-- THE REQUEST --
Please reproduce the listing below word for word, with every line unchanged.

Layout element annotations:
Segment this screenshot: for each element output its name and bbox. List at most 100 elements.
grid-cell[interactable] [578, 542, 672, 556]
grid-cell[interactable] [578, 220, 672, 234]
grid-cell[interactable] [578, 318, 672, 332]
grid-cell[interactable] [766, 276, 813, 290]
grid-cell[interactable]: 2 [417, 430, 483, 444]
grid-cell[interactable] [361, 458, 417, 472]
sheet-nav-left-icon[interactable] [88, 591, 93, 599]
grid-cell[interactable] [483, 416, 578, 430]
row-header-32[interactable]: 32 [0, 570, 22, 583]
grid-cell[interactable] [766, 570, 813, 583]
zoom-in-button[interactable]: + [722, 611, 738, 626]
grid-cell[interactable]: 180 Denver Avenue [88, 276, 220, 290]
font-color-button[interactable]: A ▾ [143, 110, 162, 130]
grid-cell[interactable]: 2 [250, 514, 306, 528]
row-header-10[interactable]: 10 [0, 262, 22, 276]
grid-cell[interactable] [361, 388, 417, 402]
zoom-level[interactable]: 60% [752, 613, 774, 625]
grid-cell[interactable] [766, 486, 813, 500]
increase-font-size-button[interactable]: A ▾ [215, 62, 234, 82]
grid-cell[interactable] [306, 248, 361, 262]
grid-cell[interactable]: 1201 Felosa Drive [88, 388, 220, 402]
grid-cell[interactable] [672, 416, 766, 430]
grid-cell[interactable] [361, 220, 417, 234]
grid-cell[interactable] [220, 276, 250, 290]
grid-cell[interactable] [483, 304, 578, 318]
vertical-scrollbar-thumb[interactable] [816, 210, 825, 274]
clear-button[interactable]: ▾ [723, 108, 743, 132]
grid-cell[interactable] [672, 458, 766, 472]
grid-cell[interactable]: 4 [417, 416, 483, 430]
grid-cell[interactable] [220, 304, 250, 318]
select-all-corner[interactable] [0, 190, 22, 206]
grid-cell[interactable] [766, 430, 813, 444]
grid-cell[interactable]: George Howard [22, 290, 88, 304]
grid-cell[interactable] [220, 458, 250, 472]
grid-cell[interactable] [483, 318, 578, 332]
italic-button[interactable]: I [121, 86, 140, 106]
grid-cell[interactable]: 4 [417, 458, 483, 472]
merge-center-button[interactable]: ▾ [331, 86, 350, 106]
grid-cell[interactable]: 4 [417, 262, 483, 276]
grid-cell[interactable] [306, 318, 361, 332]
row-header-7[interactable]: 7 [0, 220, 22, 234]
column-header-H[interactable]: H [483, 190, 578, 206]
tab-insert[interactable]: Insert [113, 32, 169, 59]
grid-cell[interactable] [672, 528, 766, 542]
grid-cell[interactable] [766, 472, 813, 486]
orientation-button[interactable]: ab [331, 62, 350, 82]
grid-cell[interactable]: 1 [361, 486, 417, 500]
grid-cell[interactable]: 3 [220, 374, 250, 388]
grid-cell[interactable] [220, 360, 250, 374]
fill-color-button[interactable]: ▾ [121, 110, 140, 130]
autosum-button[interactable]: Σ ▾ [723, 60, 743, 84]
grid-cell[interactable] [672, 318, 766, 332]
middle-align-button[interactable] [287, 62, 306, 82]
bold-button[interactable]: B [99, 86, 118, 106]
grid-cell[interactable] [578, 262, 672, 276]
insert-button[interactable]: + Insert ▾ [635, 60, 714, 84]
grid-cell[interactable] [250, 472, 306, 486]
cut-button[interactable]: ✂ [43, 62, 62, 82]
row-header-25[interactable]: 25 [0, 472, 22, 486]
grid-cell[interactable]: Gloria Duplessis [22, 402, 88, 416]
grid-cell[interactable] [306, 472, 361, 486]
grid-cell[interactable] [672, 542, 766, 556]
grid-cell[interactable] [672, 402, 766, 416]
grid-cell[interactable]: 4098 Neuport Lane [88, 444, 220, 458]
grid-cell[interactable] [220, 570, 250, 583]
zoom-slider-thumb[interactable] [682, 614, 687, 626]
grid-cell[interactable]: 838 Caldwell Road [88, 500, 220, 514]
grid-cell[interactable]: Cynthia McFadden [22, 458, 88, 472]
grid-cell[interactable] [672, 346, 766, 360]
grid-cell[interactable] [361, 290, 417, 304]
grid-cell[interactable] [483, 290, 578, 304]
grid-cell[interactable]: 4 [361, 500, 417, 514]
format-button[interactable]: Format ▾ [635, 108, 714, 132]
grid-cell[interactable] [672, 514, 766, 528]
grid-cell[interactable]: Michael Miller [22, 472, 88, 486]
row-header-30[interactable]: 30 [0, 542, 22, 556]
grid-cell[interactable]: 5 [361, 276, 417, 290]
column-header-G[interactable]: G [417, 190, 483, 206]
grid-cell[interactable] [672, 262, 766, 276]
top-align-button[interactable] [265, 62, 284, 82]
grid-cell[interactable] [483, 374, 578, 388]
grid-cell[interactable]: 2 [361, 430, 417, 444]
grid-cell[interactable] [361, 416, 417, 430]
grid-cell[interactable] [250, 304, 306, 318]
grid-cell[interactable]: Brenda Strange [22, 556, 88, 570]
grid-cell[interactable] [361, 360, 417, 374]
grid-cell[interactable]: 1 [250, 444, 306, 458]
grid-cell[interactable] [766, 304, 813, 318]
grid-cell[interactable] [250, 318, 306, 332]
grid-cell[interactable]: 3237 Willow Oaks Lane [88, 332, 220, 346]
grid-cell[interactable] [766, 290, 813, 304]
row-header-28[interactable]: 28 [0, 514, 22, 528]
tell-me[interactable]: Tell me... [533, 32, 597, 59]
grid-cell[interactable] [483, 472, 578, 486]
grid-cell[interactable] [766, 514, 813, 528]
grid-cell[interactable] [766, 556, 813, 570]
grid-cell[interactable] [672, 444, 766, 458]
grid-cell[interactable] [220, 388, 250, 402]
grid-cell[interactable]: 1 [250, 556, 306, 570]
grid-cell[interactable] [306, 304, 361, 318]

-- OUTPUT FOR THIS TASK --
Segment this screenshot: for each element output its name and bbox. List at most 100 elements.
grid-cell[interactable] [578, 542, 672, 556]
grid-cell[interactable] [578, 220, 672, 234]
grid-cell[interactable] [578, 318, 672, 332]
grid-cell[interactable] [766, 276, 813, 290]
grid-cell[interactable]: 2 [417, 430, 483, 444]
grid-cell[interactable] [361, 458, 417, 472]
sheet-nav-left-icon[interactable] [88, 591, 93, 599]
grid-cell[interactable] [483, 416, 578, 430]
row-header-32[interactable]: 32 [0, 570, 22, 583]
grid-cell[interactable] [766, 570, 813, 583]
zoom-in-button[interactable]: + [722, 611, 738, 626]
grid-cell[interactable]: 180 Denver Avenue [88, 276, 220, 290]
font-color-button[interactable]: A ▾ [143, 110, 162, 130]
grid-cell[interactable]: 2 [250, 514, 306, 528]
row-header-10[interactable]: 10 [0, 262, 22, 276]
grid-cell[interactable] [361, 388, 417, 402]
zoom-level[interactable]: 60% [752, 613, 774, 625]
grid-cell[interactable] [766, 486, 813, 500]
increase-font-size-button[interactable]: A ▾ [215, 62, 234, 82]
grid-cell[interactable] [306, 248, 361, 262]
grid-cell[interactable]: 1201 Felosa Drive [88, 388, 220, 402]
grid-cell[interactable] [672, 416, 766, 430]
grid-cell[interactable] [361, 220, 417, 234]
grid-cell[interactable] [220, 276, 250, 290]
grid-cell[interactable] [483, 304, 578, 318]
vertical-scrollbar-thumb[interactable] [816, 210, 825, 274]
clear-button[interactable]: ▾ [723, 108, 743, 132]
grid-cell[interactable] [672, 458, 766, 472]
grid-cell[interactable]: 4 [417, 416, 483, 430]
grid-cell[interactable] [220, 304, 250, 318]
select-all-corner[interactable] [0, 190, 22, 206]
grid-cell[interactable] [766, 430, 813, 444]
grid-cell[interactable]: George Howard [22, 290, 88, 304]
grid-cell[interactable] [220, 458, 250, 472]
grid-cell[interactable] [483, 318, 578, 332]
italic-button[interactable]: I [121, 86, 140, 106]
grid-cell[interactable]: 4 [417, 458, 483, 472]
merge-center-button[interactable]: ▾ [331, 86, 350, 106]
grid-cell[interactable]: 4 [417, 262, 483, 276]
grid-cell[interactable] [306, 318, 361, 332]
row-header-7[interactable]: 7 [0, 220, 22, 234]
column-header-H[interactable]: H [483, 190, 578, 206]
tab-insert[interactable]: Insert [113, 32, 169, 59]
grid-cell[interactable] [672, 528, 766, 542]
grid-cell[interactable] [766, 472, 813, 486]
orientation-button[interactable]: ab [331, 62, 350, 82]
grid-cell[interactable]: 1 [361, 486, 417, 500]
grid-cell[interactable]: 3 [220, 374, 250, 388]
grid-cell[interactable] [220, 360, 250, 374]
fill-color-button[interactable]: ▾ [121, 110, 140, 130]
autosum-button[interactable]: Σ ▾ [723, 60, 743, 84]
grid-cell[interactable] [672, 318, 766, 332]
middle-align-button[interactable] [287, 62, 306, 82]
bold-button[interactable]: B [99, 86, 118, 106]
grid-cell[interactable] [578, 262, 672, 276]
insert-button[interactable]: + Insert ▾ [635, 60, 714, 84]
grid-cell[interactable] [250, 472, 306, 486]
cut-button[interactable]: ✂ [43, 62, 62, 82]
row-header-25[interactable]: 25 [0, 472, 22, 486]
grid-cell[interactable]: Gloria Duplessis [22, 402, 88, 416]
grid-cell[interactable] [306, 472, 361, 486]
grid-cell[interactable] [672, 542, 766, 556]
grid-cell[interactable] [672, 402, 766, 416]
grid-cell[interactable]: 4098 Neuport Lane [88, 444, 220, 458]
grid-cell[interactable] [220, 570, 250, 583]
zoom-slider-thumb[interactable] [682, 614, 687, 626]
grid-cell[interactable]: 838 Caldwell Road [88, 500, 220, 514]
grid-cell[interactable]: Cynthia McFadden [22, 458, 88, 472]
grid-cell[interactable] [672, 346, 766, 360]
grid-cell[interactable] [361, 290, 417, 304]
grid-cell[interactable] [483, 290, 578, 304]
grid-cell[interactable]: 4 [361, 500, 417, 514]
format-button[interactable]: Format ▾ [635, 108, 714, 132]
grid-cell[interactable] [672, 514, 766, 528]
grid-cell[interactable]: Michael Miller [22, 472, 88, 486]
row-header-30[interactable]: 30 [0, 542, 22, 556]
grid-cell[interactable]: 5 [361, 276, 417, 290]
column-header-G[interactable]: G [417, 190, 483, 206]
grid-cell[interactable] [672, 262, 766, 276]
top-align-button[interactable] [265, 62, 284, 82]
grid-cell[interactable] [483, 374, 578, 388]
grid-cell[interactable]: 2 [361, 430, 417, 444]
grid-cell[interactable] [361, 416, 417, 430]
grid-cell[interactable] [250, 304, 306, 318]
grid-cell[interactable]: Brenda Strange [22, 556, 88, 570]
grid-cell[interactable] [361, 360, 417, 374]
grid-cell[interactable]: 1 [250, 444, 306, 458]
grid-cell[interactable] [766, 304, 813, 318]
grid-cell[interactable] [250, 318, 306, 332]
grid-cell[interactable]: 3237 Willow Oaks Lane [88, 332, 220, 346]
grid-cell[interactable] [766, 290, 813, 304]
row-header-28[interactable]: 28 [0, 514, 22, 528]
tell-me[interactable]: Tell me... [533, 32, 597, 59]
grid-cell[interactable] [483, 472, 578, 486]
grid-cell[interactable] [766, 514, 813, 528]
grid-cell[interactable] [766, 556, 813, 570]
grid-cell[interactable] [672, 444, 766, 458]
grid-cell[interactable] [220, 388, 250, 402]
grid-cell[interactable]: 1 [250, 556, 306, 570]
grid-cell[interactable] [306, 304, 361, 318]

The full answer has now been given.